● Written problem:
Output the entries verbatim, including every line.

● Stored rows:
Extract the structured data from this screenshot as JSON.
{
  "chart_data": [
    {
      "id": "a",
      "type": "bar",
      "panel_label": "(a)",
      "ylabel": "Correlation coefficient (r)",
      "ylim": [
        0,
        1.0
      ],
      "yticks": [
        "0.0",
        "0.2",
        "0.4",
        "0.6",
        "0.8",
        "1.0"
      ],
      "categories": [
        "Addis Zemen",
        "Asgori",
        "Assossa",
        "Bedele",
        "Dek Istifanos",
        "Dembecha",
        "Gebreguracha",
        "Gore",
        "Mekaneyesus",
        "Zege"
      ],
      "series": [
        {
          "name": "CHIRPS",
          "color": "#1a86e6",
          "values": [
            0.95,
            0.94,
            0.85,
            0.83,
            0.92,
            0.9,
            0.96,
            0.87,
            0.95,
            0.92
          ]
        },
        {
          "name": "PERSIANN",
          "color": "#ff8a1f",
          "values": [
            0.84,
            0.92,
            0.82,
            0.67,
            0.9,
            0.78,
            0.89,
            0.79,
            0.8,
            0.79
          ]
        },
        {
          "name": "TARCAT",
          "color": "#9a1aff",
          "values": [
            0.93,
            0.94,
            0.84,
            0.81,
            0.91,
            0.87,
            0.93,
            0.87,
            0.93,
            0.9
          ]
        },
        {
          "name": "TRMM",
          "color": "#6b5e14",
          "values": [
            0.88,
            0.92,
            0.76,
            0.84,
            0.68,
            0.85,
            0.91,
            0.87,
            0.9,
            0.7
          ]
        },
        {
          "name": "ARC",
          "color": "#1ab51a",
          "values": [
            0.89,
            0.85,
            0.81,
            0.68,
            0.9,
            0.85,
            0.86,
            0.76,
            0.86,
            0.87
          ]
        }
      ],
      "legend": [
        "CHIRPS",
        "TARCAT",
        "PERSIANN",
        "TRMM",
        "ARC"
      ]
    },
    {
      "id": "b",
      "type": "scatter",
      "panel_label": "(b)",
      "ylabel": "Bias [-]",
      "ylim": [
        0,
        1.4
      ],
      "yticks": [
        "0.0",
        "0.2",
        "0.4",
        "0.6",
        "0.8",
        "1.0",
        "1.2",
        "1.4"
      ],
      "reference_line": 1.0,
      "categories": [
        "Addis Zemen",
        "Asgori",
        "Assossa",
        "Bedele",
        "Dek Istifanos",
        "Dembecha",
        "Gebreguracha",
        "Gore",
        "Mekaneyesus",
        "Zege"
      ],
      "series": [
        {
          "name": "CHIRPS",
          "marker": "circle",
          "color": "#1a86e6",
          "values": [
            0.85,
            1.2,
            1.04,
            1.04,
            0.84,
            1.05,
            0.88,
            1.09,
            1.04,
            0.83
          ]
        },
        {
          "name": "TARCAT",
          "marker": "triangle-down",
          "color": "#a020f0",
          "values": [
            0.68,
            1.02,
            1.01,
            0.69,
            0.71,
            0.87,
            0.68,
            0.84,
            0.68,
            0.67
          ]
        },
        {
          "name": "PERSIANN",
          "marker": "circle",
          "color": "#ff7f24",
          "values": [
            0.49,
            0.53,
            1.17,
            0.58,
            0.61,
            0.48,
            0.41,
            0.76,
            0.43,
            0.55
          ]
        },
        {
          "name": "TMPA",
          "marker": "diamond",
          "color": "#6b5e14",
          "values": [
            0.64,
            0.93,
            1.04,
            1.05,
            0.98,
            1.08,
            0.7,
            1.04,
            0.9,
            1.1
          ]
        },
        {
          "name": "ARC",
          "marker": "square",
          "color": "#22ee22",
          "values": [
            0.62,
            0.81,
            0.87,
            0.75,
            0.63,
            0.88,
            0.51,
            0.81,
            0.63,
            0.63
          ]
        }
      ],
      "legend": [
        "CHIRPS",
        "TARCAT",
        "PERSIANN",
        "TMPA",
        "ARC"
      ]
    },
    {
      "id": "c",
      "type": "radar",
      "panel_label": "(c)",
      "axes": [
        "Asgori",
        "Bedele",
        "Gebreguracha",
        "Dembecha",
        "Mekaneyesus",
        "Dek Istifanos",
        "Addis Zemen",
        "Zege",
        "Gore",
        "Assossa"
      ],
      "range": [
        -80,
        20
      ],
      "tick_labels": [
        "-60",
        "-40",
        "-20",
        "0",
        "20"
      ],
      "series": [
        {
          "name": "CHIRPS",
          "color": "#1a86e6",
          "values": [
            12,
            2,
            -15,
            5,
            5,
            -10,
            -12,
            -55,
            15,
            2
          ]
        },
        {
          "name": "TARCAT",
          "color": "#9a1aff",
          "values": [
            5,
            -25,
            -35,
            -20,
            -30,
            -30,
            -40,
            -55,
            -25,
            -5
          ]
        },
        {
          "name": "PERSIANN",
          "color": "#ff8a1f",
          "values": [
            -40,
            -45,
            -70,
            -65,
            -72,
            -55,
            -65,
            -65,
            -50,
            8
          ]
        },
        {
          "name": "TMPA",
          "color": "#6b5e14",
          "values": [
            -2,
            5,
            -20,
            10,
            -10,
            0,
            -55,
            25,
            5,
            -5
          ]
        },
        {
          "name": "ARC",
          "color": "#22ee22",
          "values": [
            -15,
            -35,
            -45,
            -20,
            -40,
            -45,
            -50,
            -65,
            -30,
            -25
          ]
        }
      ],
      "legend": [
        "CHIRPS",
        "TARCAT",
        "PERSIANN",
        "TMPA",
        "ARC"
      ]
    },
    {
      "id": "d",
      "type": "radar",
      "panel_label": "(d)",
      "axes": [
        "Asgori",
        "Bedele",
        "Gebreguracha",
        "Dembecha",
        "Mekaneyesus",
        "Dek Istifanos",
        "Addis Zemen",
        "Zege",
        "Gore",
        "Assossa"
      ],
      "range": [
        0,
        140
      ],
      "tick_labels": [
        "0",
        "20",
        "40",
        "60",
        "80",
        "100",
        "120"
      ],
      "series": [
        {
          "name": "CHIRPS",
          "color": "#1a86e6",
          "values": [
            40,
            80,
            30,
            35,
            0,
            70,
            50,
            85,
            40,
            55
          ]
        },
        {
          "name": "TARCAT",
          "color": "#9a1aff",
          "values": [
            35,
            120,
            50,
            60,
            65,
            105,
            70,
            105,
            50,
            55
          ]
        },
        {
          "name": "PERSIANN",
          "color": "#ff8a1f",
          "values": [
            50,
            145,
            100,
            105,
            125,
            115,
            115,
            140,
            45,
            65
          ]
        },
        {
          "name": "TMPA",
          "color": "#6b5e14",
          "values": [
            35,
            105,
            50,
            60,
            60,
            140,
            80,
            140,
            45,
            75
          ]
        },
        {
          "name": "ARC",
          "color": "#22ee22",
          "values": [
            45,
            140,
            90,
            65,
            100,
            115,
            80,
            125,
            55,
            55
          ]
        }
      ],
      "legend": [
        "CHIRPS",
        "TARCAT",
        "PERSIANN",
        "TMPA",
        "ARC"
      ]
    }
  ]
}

● Exercise solution:
Extract the structured data from this screenshot as JSON.
{
  "chart_data": [
    {
      "id": "a",
      "type": "bar",
      "panel_label": "(a)",
      "ylabel": "Correlation coefficient (r)",
      "ylim": [
        0,
        1.0
      ],
      "yticks": [
        "0.0",
        "0.2",
        "0.4",
        "0.6",
        "0.8",
        "1.0"
      ],
      "categories": [
        "Addis Zemen",
        "Asgori",
        "Assossa",
        "Bedele",
        "Dek Istifanos",
        "Dembecha",
        "Gebreguracha",
        "Gore",
        "Mekaneyesus",
        "Zege"
      ],
      "series": [
        {
          "name": "CHIRPS",
          "color": "#1a86e6",
          "values": [
            0.95,
            0.94,
            0.85,
            0.83,
            0.92,
            0.9,
            0.96,
            0.87,
            0.95,
            0.92
          ]
        },
        {
          "name": "PERSIANN",
          "color": "#ff8a1f",
          "values": [
            0.84,
            0.92,
            0.82,
            0.67,
            0.9,
            0.78,
            0.89,
            0.79,
            0.8,
            0.79
          ]
        },
        {
          "name": "TARCAT",
          "color": "#9a1aff",
          "values": [
            0.93,
            0.94,
            0.84,
            0.81,
            0.91,
            0.87,
            0.93,
            0.87,
            0.93,
            0.9
          ]
        },
        {
          "name": "TRMM",
          "color": "#6b5e14",
          "values": [
            0.88,
            0.92,
            0.76,
            0.84,
            0.68,
            0.85,
            0.91,
            0.87,
            0.9,
            0.7
          ]
        },
        {
          "name": "ARC",
          "color": "#1ab51a",
          "values": [
            0.89,
            0.85,
            0.81,
            0.68,
            0.9,
            0.85,
            0.86,
            0.76,
            0.86,
            0.87
          ]
        }
      ],
      "legend": [
        "CHIRPS",
        "TARCAT",
        "PERSIANN",
        "TRMM",
        "ARC"
      ]
    },
    {
      "id": "b",
      "type": "scatter",
      "panel_label": "(b)",
      "ylabel": "Bias [-]",
      "ylim": [
        0,
        1.4
      ],
      "yticks": [
        "0.0",
        "0.2",
        "0.4",
        "0.6",
        "0.8",
        "1.0",
        "1.2",
        "1.4"
      ],
      "reference_line": 1.0,
      "categories": [
        "Addis Zemen",
        "Asgori",
        "Assossa",
        "Bedele",
        "Dek Istifanos",
        "Dembecha",
        "Gebreguracha",
        "Gore",
        "Mekaneyesus",
        "Zege"
      ],
      "series": [
        {
          "name": "CHIRPS",
          "marker": "circle",
          "color": "#1a86e6",
          "values": [
            0.85,
            1.2,
            1.04,
            1.04,
            0.84,
            1.05,
            0.88,
            1.09,
            1.04,
            0.83
          ]
        },
        {
          "name": "TARCAT",
          "marker": "triangle-down",
          "color": "#a020f0",
          "values": [
            0.68,
            1.02,
            1.01,
            0.69,
            0.71,
            0.87,
            0.68,
            0.84,
            0.68,
            0.67
          ]
        },
        {
          "name": "PERSIANN",
          "marker": "circle",
          "color": "#ff7f24",
          "values": [
            0.49,
            0.53,
            1.17,
            0.58,
            0.61,
            0.48,
            0.41,
            0.76,
            0.43,
            0.55
          ]
        },
        {
          "name": "TMPA",
          "marker": "diamond",
          "color": "#6b5e14",
          "values": [
            0.64,
            0.93,
            1.04,
            1.05,
            0.98,
            1.08,
            0.7,
            1.04,
            0.9,
            1.1
          ]
        },
        {
          "name": "ARC",
          "marker": "square",
          "color": "#22ee22",
          "values": [
            0.62,
            0.81,
            0.87,
            0.75,
            0.63,
            0.88,
            0.51,
            0.81,
            0.63,
            0.63
          ]
        }
      ],
      "legend": [
        "CHIRPS",
        "TARCAT",
        "PERSIANN",
        "TMPA",
        "ARC"
      ]
    },
    {
      "id": "c",
      "type": "radar",
      "panel_label": "(c)",
      "axes": [
        "Asgori",
        "Bedele",
        "Gebreguracha",
        "Dembecha",
        "Mekaneyesus",
        "Dek Istifanos",
        "Addis Zemen",
        "Zege",
        "Gore",
        "Assossa"
      ],
      "range": [
        -80,
        20
      ],
      "tick_labels": [
        "-60",
        "-40",
        "-20",
        "0",
        "20"
      ],
      "series": [
        {
          "name": "CHIRPS",
          "color": "#1a86e6",
          "values": [
            12,
            2,
            -15,
            5,
            5,
            -10,
            -12,
            -55,
            15,
            2
          ]
        },
        {
          "name": "TARCAT",
          "color": "#9a1aff",
          "values": [
            5,
            -25,
            -35,
            -20,
            -30,
            -30,
            -40,
            -55,
            -25,
            -5
          ]
        },
        {
          "name": "PERSIANN",
          "color": "#ff8a1f",
          "values": [
            -40,
            -45,
            -70,
            -65,
            -72,
            -55,
            -65,
            -65,
            -50,
            8
          ]
        },
        {
          "name": "TMPA",
          "color": "#6b5e14",
          "values": [
            -2,
            5,
            -20,
            10,
            -10,
            0,
            -55,
            25,
            5,
            -5
          ]
        },
        {
          "name": "ARC",
          "color": "#22ee22",
          "values": [
            -15,
            -35,
            -45,
            -20,
            -40,
            -45,
            -50,
            -65,
            -30,
            -25
          ]
        }
      ],
      "legend": [
        "CHIRPS",
        "TARCAT",
        "PERSIANN",
        "TMPA",
        "ARC"
      ]
    },
    {
      "id": "d",
      "type": "radar",
      "panel_label": "(d)",
      "axes": [
        "Asgori",
        "Bedele",
        "Gebreguracha",
        "Dembecha",
        "Mekaneyesus",
        "Dek Istifanos",
        "Addis Zemen",
        "Zege",
        "Gore",
        "Assossa"
      ],
      "range": [
        0,
        140
      ],
      "tick_labels": [
        "0",
        "20",
        "40",
        "60",
        "80",
        "100",
        "120"
      ],
      "series": [
        {
          "name": "CHIRPS",
          "color": "#1a86e6",
          "values": [
            40,
            80,
            30,
            35,
            0,
            70,
            50,
            85,
            40,
            55
          ]
        },
        {
          "name": "TARCAT",
          "color": "#9a1aff",
          "values": [
            35,
            120,
            50,
            60,
            65,
            105,
            70,
            105,
            50,
            55
          ]
        },
        {
          "name": "PERSIANN",
          "color": "#ff8a1f",
          "values": [
            50,
            145,
            100,
            105,
            125,
            115,
            115,
            140,
            45,
            65
          ]
        },
        {
          "name": "TMPA",
          "color": "#6b5e14",
          "values": [
            35,
            105,
            50,
            60,
            60,
            140,
            80,
            140,
            45,
            75
          ]
        },
        {
          "name": "ARC",
          "color": "#22ee22",
          "values": [
            45,
            140,
            90,
            65,
            100,
            115,
            80,
            125,
            55,
            55
          ]
        }
      ],
      "legend": [
        "CHIRPS",
        "TARCAT",
        "PERSIANN",
        "TMPA",
        "ARC"
      ]
    }
  ]
}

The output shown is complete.